Leave out the pictures and copy each record below exactly.

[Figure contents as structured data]
··········
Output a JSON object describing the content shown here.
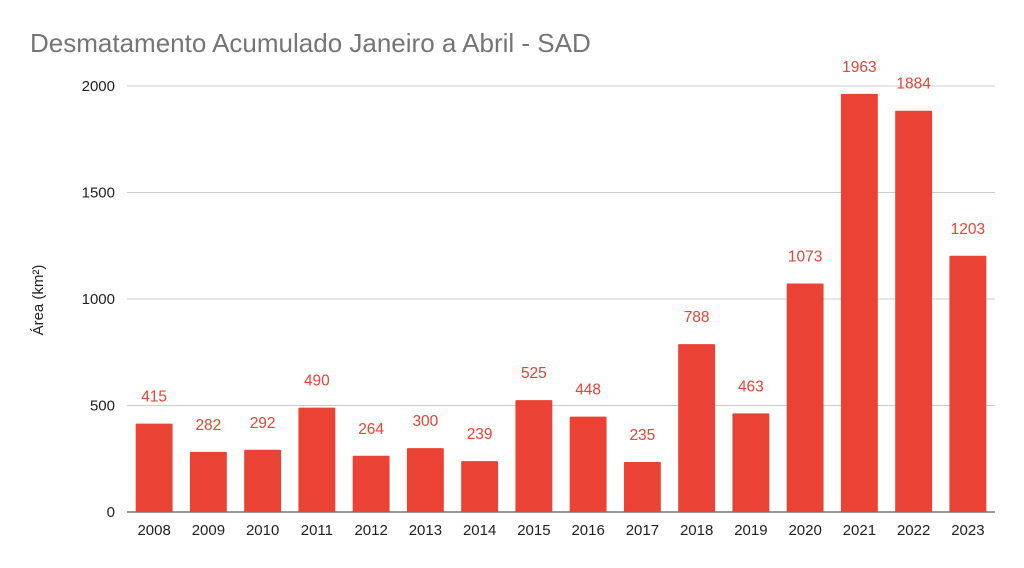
{
  "chart_data": {
    "type": "bar",
    "title": "Desmatamento Acumulado Janeiro a Abril - SAD",
    "xlabel": "",
    "ylabel": "Área (km²)",
    "ylim": [
      0,
      2000
    ],
    "yticks": [
      0,
      500,
      1000,
      1500,
      2000
    ],
    "grid": true,
    "color": "#ea4335",
    "categories": [
      "2008",
      "2009",
      "2010",
      "2011",
      "2012",
      "2013",
      "2014",
      "2015",
      "2016",
      "2017",
      "2018",
      "2019",
      "2020",
      "2021",
      "2022",
      "2023"
    ],
    "values": [
      415,
      282,
      292,
      490,
      264,
      300,
      239,
      525,
      448,
      235,
      788,
      463,
      1073,
      1963,
      1884,
      1203
    ]
  }
}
··········
## Answer for this exercise
Output a JSON object describing the content shown here.
{
  "chart_data": {
    "type": "bar",
    "title": "Desmatamento Acumulado Janeiro a Abril - SAD",
    "xlabel": "",
    "ylabel": "Área (km²)",
    "ylim": [
      0,
      2000
    ],
    "yticks": [
      0,
      500,
      1000,
      1500,
      2000
    ],
    "grid": true,
    "color": "#ea4335",
    "categories": [
      "2008",
      "2009",
      "2010",
      "2011",
      "2012",
      "2013",
      "2014",
      "2015",
      "2016",
      "2017",
      "2018",
      "2019",
      "2020",
      "2021",
      "2022",
      "2023"
    ],
    "values": [
      415,
      282,
      292,
      490,
      264,
      300,
      239,
      525,
      448,
      235,
      788,
      463,
      1073,
      1963,
      1884,
      1203
    ]
  }
}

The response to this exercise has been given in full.